(Figure dataset records)
— Start —
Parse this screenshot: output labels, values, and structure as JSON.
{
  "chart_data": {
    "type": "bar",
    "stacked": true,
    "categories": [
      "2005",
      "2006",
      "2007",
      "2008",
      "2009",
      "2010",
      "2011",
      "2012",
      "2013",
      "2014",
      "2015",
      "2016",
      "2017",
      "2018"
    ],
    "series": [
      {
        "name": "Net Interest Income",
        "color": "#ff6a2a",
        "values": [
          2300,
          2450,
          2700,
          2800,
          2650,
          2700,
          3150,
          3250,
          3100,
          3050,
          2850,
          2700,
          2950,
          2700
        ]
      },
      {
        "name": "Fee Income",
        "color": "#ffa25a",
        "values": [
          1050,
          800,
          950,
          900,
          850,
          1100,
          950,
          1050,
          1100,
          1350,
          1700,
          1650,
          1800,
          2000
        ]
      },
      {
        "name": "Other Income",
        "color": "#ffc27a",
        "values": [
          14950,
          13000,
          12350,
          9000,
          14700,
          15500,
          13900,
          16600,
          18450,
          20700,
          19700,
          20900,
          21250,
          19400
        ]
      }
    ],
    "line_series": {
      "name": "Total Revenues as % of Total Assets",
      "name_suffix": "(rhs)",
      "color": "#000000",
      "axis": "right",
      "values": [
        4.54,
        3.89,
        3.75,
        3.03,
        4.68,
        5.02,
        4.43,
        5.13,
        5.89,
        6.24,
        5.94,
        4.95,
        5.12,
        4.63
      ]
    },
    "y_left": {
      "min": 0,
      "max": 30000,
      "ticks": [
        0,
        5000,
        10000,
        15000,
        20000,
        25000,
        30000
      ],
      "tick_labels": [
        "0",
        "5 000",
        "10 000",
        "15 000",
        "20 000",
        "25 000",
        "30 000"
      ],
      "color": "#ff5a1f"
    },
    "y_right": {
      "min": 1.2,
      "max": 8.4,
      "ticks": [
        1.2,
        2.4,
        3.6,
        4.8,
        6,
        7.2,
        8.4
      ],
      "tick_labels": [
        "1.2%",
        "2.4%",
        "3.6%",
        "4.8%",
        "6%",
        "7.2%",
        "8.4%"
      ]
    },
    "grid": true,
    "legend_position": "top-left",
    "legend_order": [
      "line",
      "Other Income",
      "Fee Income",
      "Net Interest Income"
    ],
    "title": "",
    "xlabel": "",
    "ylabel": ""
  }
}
— End —
§ **EXERCISE DETAILS**
Output the data above exactly, please, line for line.

§ **THE OUTPUT**
Parse this screenshot: output labels, values, and structure as JSON.
{
  "chart_data": {
    "type": "bar",
    "stacked": true,
    "categories": [
      "2005",
      "2006",
      "2007",
      "2008",
      "2009",
      "2010",
      "2011",
      "2012",
      "2013",
      "2014",
      "2015",
      "2016",
      "2017",
      "2018"
    ],
    "series": [
      {
        "name": "Net Interest Income",
        "color": "#ff6a2a",
        "values": [
          2300,
          2450,
          2700,
          2800,
          2650,
          2700,
          3150,
          3250,
          3100,
          3050,
          2850,
          2700,
          2950,
          2700
        ]
      },
      {
        "name": "Fee Income",
        "color": "#ffa25a",
        "values": [
          1050,
          800,
          950,
          900,
          850,
          1100,
          950,
          1050,
          1100,
          1350,
          1700,
          1650,
          1800,
          2000
        ]
      },
      {
        "name": "Other Income",
        "color": "#ffc27a",
        "values": [
          14950,
          13000,
          12350,
          9000,
          14700,
          15500,
          13900,
          16600,
          18450,
          20700,
          19700,
          20900,
          21250,
          19400
        ]
      }
    ],
    "line_series": {
      "name": "Total Revenues as % of Total Assets",
      "name_suffix": "(rhs)",
      "color": "#000000",
      "axis": "right",
      "values": [
        4.54,
        3.89,
        3.75,
        3.03,
        4.68,
        5.02,
        4.43,
        5.13,
        5.89,
        6.24,
        5.94,
        4.95,
        5.12,
        4.63
      ]
    },
    "y_left": {
      "min": 0,
      "max": 30000,
      "ticks": [
        0,
        5000,
        10000,
        15000,
        20000,
        25000,
        30000
      ],
      "tick_labels": [
        "0",
        "5 000",
        "10 000",
        "15 000",
        "20 000",
        "25 000",
        "30 000"
      ],
      "color": "#ff5a1f"
    },
    "y_right": {
      "min": 1.2,
      "max": 8.4,
      "ticks": [
        1.2,
        2.4,
        3.6,
        4.8,
        6,
        7.2,
        8.4
      ],
      "tick_labels": [
        "1.2%",
        "2.4%",
        "3.6%",
        "4.8%",
        "6%",
        "7.2%",
        "8.4%"
      ]
    },
    "grid": true,
    "legend_position": "top-left",
    "legend_order": [
      "line",
      "Other Income",
      "Fee Income",
      "Net Interest Income"
    ],
    "title": "",
    "xlabel": "",
    "ylabel": ""
  }
}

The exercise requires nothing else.